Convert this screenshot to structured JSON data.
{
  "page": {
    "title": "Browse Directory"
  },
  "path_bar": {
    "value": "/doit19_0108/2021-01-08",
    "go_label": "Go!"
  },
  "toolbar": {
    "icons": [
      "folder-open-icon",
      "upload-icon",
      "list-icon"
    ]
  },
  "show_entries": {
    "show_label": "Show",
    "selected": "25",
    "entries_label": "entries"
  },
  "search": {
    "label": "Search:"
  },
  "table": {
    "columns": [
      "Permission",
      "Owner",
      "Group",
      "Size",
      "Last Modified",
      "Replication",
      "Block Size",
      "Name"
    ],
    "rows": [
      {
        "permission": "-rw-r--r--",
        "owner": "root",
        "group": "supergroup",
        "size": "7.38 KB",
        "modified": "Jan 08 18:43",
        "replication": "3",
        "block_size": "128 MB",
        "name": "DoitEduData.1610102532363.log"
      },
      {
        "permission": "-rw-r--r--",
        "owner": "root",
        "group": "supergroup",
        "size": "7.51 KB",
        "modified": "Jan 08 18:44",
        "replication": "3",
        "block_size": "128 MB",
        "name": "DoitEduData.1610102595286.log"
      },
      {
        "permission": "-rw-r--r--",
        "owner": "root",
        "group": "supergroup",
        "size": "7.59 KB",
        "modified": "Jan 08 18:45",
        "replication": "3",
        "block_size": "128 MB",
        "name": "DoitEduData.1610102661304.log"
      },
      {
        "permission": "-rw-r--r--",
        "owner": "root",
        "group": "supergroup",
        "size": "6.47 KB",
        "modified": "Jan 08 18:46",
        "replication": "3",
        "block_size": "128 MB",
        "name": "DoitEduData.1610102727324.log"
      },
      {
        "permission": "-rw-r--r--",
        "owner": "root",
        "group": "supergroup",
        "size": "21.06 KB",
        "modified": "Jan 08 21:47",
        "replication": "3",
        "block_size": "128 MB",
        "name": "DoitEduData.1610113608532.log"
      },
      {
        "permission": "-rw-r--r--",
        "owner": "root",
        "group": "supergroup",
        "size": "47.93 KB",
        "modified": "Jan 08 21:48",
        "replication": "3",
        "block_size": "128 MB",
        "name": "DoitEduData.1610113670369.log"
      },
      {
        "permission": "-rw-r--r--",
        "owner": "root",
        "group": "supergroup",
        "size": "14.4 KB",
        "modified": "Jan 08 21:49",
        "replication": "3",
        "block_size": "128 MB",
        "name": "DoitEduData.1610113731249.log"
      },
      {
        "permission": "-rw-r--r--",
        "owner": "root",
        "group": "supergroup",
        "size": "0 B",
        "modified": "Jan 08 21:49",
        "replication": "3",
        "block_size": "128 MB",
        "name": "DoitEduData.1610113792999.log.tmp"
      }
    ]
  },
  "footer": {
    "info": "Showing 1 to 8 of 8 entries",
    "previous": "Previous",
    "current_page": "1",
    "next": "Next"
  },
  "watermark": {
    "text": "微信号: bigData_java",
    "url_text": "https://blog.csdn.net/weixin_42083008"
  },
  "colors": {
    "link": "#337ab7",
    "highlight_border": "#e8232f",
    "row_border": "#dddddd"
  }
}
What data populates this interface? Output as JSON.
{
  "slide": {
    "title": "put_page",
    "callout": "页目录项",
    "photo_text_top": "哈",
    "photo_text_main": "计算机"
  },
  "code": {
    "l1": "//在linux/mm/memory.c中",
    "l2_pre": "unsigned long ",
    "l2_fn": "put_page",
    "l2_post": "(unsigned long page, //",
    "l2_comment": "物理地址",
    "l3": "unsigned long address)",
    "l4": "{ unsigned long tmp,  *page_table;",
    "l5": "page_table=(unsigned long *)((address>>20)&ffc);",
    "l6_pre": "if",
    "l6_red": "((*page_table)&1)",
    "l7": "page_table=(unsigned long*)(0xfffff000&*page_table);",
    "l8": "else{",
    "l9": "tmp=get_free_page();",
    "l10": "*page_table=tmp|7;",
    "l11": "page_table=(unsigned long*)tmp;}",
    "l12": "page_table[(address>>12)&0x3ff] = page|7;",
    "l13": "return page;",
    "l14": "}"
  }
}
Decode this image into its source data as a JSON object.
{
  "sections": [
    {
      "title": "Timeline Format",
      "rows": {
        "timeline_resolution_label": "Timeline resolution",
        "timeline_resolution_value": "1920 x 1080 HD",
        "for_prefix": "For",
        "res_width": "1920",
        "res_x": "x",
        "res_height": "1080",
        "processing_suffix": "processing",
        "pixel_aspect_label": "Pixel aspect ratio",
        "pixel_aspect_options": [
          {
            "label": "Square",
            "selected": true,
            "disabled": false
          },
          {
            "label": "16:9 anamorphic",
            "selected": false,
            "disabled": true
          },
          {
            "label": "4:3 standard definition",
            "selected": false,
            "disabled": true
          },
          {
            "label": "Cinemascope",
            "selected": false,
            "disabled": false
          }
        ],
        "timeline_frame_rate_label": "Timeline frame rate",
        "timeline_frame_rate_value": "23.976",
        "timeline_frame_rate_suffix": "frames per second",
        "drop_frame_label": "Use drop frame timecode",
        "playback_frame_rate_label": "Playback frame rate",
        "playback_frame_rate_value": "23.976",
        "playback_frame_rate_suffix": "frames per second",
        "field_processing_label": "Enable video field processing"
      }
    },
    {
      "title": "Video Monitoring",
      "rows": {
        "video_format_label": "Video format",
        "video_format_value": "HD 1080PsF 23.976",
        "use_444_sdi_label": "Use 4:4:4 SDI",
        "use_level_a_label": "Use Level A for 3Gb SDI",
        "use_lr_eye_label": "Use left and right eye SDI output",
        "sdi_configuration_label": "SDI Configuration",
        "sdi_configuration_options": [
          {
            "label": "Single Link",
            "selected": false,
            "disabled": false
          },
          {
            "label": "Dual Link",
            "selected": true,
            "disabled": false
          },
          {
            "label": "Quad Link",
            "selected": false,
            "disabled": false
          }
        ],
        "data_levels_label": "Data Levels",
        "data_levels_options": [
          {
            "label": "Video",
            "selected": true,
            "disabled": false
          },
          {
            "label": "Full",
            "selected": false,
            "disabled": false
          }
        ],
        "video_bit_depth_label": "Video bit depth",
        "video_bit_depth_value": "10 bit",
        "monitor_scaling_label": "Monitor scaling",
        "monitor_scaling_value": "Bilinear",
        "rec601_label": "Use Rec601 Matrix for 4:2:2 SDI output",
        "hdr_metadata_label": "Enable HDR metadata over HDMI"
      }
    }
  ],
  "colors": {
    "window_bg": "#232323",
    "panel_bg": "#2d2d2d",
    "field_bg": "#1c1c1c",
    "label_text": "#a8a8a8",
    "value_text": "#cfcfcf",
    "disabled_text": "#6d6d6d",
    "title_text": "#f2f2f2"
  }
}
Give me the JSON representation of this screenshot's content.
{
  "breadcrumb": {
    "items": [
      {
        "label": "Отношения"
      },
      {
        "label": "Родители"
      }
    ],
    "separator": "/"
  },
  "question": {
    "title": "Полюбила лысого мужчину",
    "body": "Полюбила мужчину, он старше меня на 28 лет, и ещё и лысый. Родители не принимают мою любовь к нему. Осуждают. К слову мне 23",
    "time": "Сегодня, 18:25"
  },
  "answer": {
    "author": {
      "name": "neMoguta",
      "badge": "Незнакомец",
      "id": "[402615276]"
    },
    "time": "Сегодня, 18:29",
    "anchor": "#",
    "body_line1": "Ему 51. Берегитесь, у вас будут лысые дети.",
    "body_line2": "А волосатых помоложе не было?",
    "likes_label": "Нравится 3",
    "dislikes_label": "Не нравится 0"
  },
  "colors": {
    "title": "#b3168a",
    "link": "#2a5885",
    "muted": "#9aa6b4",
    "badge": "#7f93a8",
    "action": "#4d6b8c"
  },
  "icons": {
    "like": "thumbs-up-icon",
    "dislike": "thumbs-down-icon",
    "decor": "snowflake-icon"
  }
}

=====

◆ **EXERCISE GOAL**
Reproduce all of the records exactly.

◆ **RESULT BELOW**
Convert this screenshot to structured JSON data.
{
  "page": {
    "title": "Browse Directory"
  },
  "path_bar": {
    "value": "/doit19_0108/2021-01-08",
    "go_label": "Go!"
  },
  "toolbar": {
    "icons": [
      "folder-open-icon",
      "upload-icon",
      "list-icon"
    ]
  },
  "show_entries": {
    "show_label": "Show",
    "selected": "25",
    "entries_label": "entries"
  },
  "search": {
    "label": "Search:"
  },
  "table": {
    "columns": [
      "Permission",
      "Owner",
      "Group",
      "Size",
      "Last Modified",
      "Replication",
      "Block Size",
      "Name"
    ],
    "rows": [
      {
        "permission": "-rw-r--r--",
        "owner": "root",
        "group": "supergroup",
        "size": "7.38 KB",
        "modified": "Jan 08 18:43",
        "replication": "3",
        "block_size": "128 MB",
        "name": "DoitEduData.1610102532363.log"
      },
      {
        "permission": "-rw-r--r--",
        "owner": "root",
        "group": "supergroup",
        "size": "7.51 KB",
        "modified": "Jan 08 18:44",
        "replication": "3",
        "block_size": "128 MB",
        "name": "DoitEduData.1610102595286.log"
      },
      {
        "permission": "-rw-r--r--",
        "owner": "root",
        "group": "supergroup",
        "size": "7.59 KB",
        "modified": "Jan 08 18:45",
        "replication": "3",
        "block_size": "128 MB",
        "name": "DoitEduData.1610102661304.log"
      },
      {
        "permission": "-rw-r--r--",
        "owner": "root",
        "group": "supergroup",
        "size": "6.47 KB",
        "modified": "Jan 08 18:46",
        "replication": "3",
        "block_size": "128 MB",
        "name": "DoitEduData.1610102727324.log"
      },
      {
        "permission": "-rw-r--r--",
        "owner": "root",
        "group": "supergroup",
        "size": "21.06 KB",
        "modified": "Jan 08 21:47",
        "replication": "3",
        "block_size": "128 MB",
        "name": "DoitEduData.1610113608532.log"
      },
      {
        "permission": "-rw-r--r--",
        "owner": "root",
        "group": "supergroup",
        "size": "47.93 KB",
        "modified": "Jan 08 21:48",
        "replication": "3",
        "block_size": "128 MB",
        "name": "DoitEduData.1610113670369.log"
      },
      {
        "permission": "-rw-r--r--",
        "owner": "root",
        "group": "supergroup",
        "size": "14.4 KB",
        "modified": "Jan 08 21:49",
        "replication": "3",
        "block_size": "128 MB",
        "name": "DoitEduData.1610113731249.log"
      },
      {
        "permission": "-rw-r--r--",
        "owner": "root",
        "group": "supergroup",
        "size": "0 B",
        "modified": "Jan 08 21:49",
        "replication": "3",
        "block_size": "128 MB",
        "name": "DoitEduData.1610113792999.log.tmp"
      }
    ]
  },
  "footer": {
    "info": "Showing 1 to 8 of 8 entries",
    "previous": "Previous",
    "current_page": "1",
    "next": "Next"
  },
  "watermark": {
    "text": "微信号: bigData_java",
    "url_text": "https://blog.csdn.net/weixin_42083008"
  },
  "colors": {
    "link": "#337ab7",
    "highlight_border": "#e8232f",
    "row_border": "#dddddd"
  }
}
What data populates this interface? Output as JSON.
{
  "slide": {
    "title": "put_page",
    "callout": "页目录项",
    "photo_text_top": "哈",
    "photo_text_main": "计算机"
  },
  "code": {
    "l1": "//在linux/mm/memory.c中",
    "l2_pre": "unsigned long ",
    "l2_fn": "put_page",
    "l2_post": "(unsigned long page, //",
    "l2_comment": "物理地址",
    "l3": "unsigned long address)",
    "l4": "{ unsigned long tmp,  *page_table;",
    "l5": "page_table=(unsigned long *)((address>>20)&ffc);",
    "l6_pre": "if",
    "l6_red": "((*page_table)&1)",
    "l7": "page_table=(unsigned long*)(0xfffff000&*page_table);",
    "l8": "else{",
    "l9": "tmp=get_free_page();",
    "l10": "*page_table=tmp|7;",
    "l11": "page_table=(unsigned long*)tmp;}",
    "l12": "page_table[(address>>12)&0x3ff] = page|7;",
    "l13": "return page;",
    "l14": "}"
  }
}
Decode this image into its source data as a JSON object.
{
  "sections": [
    {
      "title": "Timeline Format",
      "rows": {
        "timeline_resolution_label": "Timeline resolution",
        "timeline_resolution_value": "1920 x 1080 HD",
        "for_prefix": "For",
        "res_width": "1920",
        "res_x": "x",
        "res_height": "1080",
        "processing_suffix": "processing",
        "pixel_aspect_label": "Pixel aspect ratio",
        "pixel_aspect_options": [
          {
            "label": "Square",
            "selected": true,
            "disabled": false
          },
          {
            "label": "16:9 anamorphic",
            "selected": false,
            "disabled": true
          },
          {
            "label": "4:3 standard definition",
            "selected": false,
            "disabled": true
          },
          {
            "label": "Cinemascope",
            "selected": false,
            "disabled": false
          }
        ],
        "timeline_frame_rate_label": "Timeline frame rate",
        "timeline_frame_rate_value": "23.976",
        "timeline_frame_rate_suffix": "frames per second",
        "drop_frame_label": "Use drop frame timecode",
        "playback_frame_rate_label": "Playback frame rate",
        "playback_frame_rate_value": "23.976",
        "playback_frame_rate_suffix": "frames per second",
        "field_processing_label": "Enable video field processing"
      }
    },
    {
      "title": "Video Monitoring",
      "rows": {
        "video_format_label": "Video format",
        "video_format_value": "HD 1080PsF 23.976",
        "use_444_sdi_label": "Use 4:4:4 SDI",
        "use_level_a_label": "Use Level A for 3Gb SDI",
        "use_lr_eye_label": "Use left and right eye SDI output",
        "sdi_configuration_label": "SDI Configuration",
        "sdi_configuration_options": [
          {
            "label": "Single Link",
            "selected": false,
            "disabled": false
          },
          {
            "label": "Dual Link",
            "selected": true,
            "disabled": false
          },
          {
            "label": "Quad Link",
            "selected": false,
            "disabled": false
          }
        ],
        "data_levels_label": "Data Levels",
        "data_levels_options": [
          {
            "label": "Video",
            "selected": true,
            "disabled": false
          },
          {
            "label": "Full",
            "selected": false,
            "disabled": false
          }
        ],
        "video_bit_depth_label": "Video bit depth",
        "video_bit_depth_value": "10 bit",
        "monitor_scaling_label": "Monitor scaling",
        "monitor_scaling_value": "Bilinear",
        "rec601_label": "Use Rec601 Matrix for 4:2:2 SDI output",
        "hdr_metadata_label": "Enable HDR metadata over HDMI"
      }
    }
  ],
  "colors": {
    "window_bg": "#232323",
    "panel_bg": "#2d2d2d",
    "field_bg": "#1c1c1c",
    "label_text": "#a8a8a8",
    "value_text": "#cfcfcf",
    "disabled_text": "#6d6d6d",
    "title_text": "#f2f2f2"
  }
}
Give me the JSON representation of this screenshot's content.
{
  "breadcrumb": {
    "items": [
      {
        "label": "Отношения"
      },
      {
        "label": "Родители"
      }
    ],
    "separator": "/"
  },
  "question": {
    "title": "Полюбила лысого мужчину",
    "body": "Полюбила мужчину, он старше меня на 28 лет, и ещё и лысый. Родители не принимают мою любовь к нему. Осуждают. К слову мне 23",
    "time": "Сегодня, 18:25"
  },
  "answer": {
    "author": {
      "name": "neMoguta",
      "badge": "Незнакомец",
      "id": "[402615276]"
    },
    "time": "Сегодня, 18:29",
    "anchor": "#",
    "body_line1": "Ему 51. Берегитесь, у вас будут лысые дети.",
    "body_line2": "А волосатых помоложе не было?",
    "likes_label": "Нравится 3",
    "dislikes_label": "Не нравится 0"
  },
  "colors": {
    "title": "#b3168a",
    "link": "#2a5885",
    "muted": "#9aa6b4",
    "badge": "#7f93a8",
    "action": "#4d6b8c"
  },
  "icons": {
    "like": "thumbs-up-icon",
    "dislike": "thumbs-down-icon",
    "decor": "snowflake-icon"
  }
}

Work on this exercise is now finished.